■ Available data
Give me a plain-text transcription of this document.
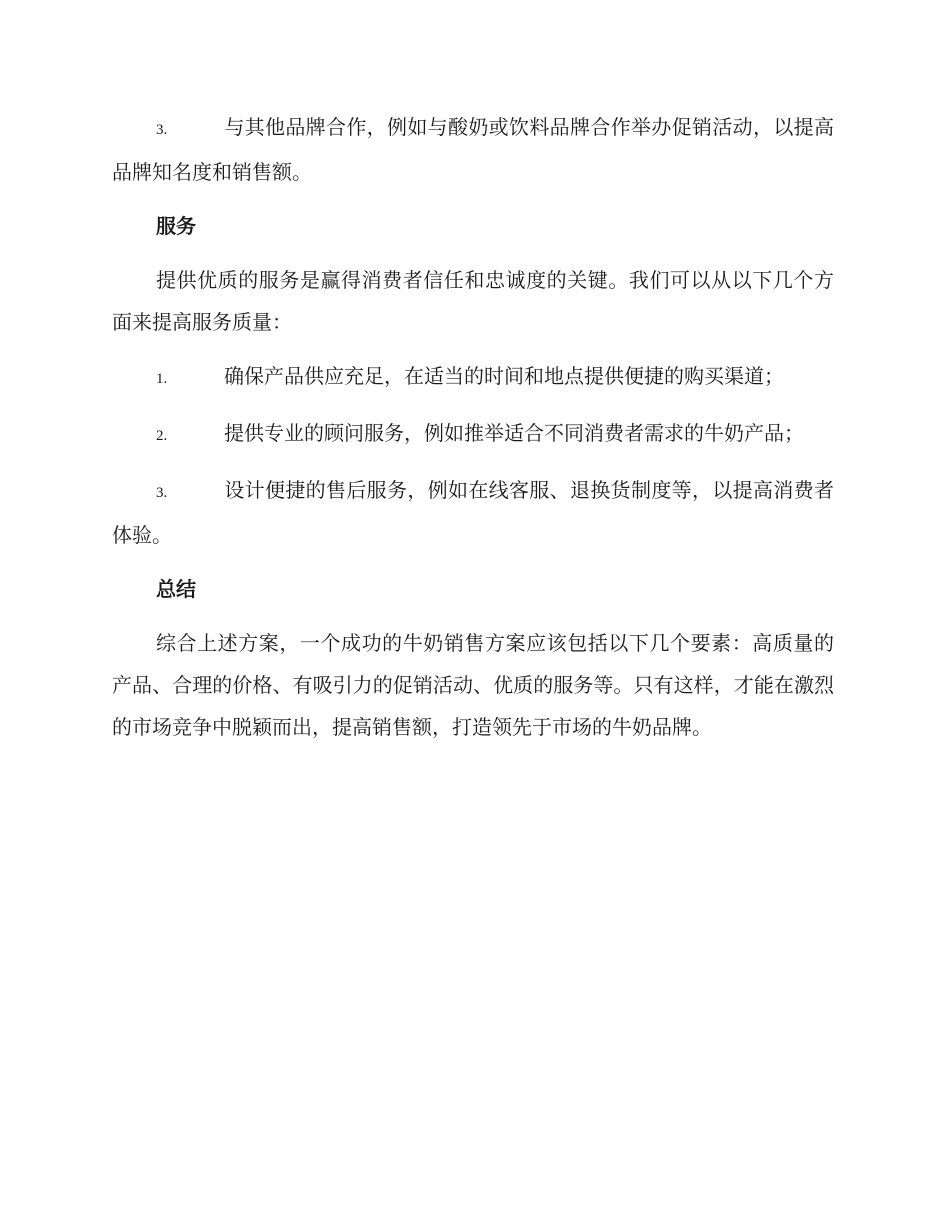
3.	与其他品牌合作，例如与酸奶或饮料品牌合作举办促销活动，以提高品牌知名度和销售额。

服务

提供优质的服务是赢得消费者信任和忠诚度的关键。我们可以从以下几个方面来提高服务质量：

1.	确保产品供应充足，在适当的时间和地点提供便捷的购买渠道；

2.	提供专业的顾问服务，例如推举适合不同消费者需求的牛奶产品；

3.	设计便捷的售后服务，例如在线客服、退换货制度等，以提高消费者体验。

总结

综合上述方案，一个成功的牛奶销售方案应该包括以下几个要素：高质量的产品、合理的价格、有吸引力的促销活动、优质的服务等。只有这样，才能在激烈的市场竞争中脱颖而出，提高销售额，打造领先于市场的牛奶品牌。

■ Written task
Transcribe the whole listing exactly. Pictures stay out of your copy.

■ Final result
Give me a plain-text transcription of this document.
3.	与其他品牌合作，例如与酸奶或饮料品牌合作举办促销活动，以提高品牌知名度和销售额。

服务

提供优质的服务是赢得消费者信任和忠诚度的关键。我们可以从以下几个方面来提高服务质量：

1.	确保产品供应充足，在适当的时间和地点提供便捷的购买渠道；

2.	提供专业的顾问服务，例如推举适合不同消费者需求的牛奶产品；

3.	设计便捷的售后服务，例如在线客服、退换货制度等，以提高消费者体验。

总结

综合上述方案，一个成功的牛奶销售方案应该包括以下几个要素：高质量的产品、合理的价格、有吸引力的促销活动、优质的服务等。只有这样，才能在激烈的市场竞争中脱颖而出，提高销售额，打造领先于市场的牛奶品牌。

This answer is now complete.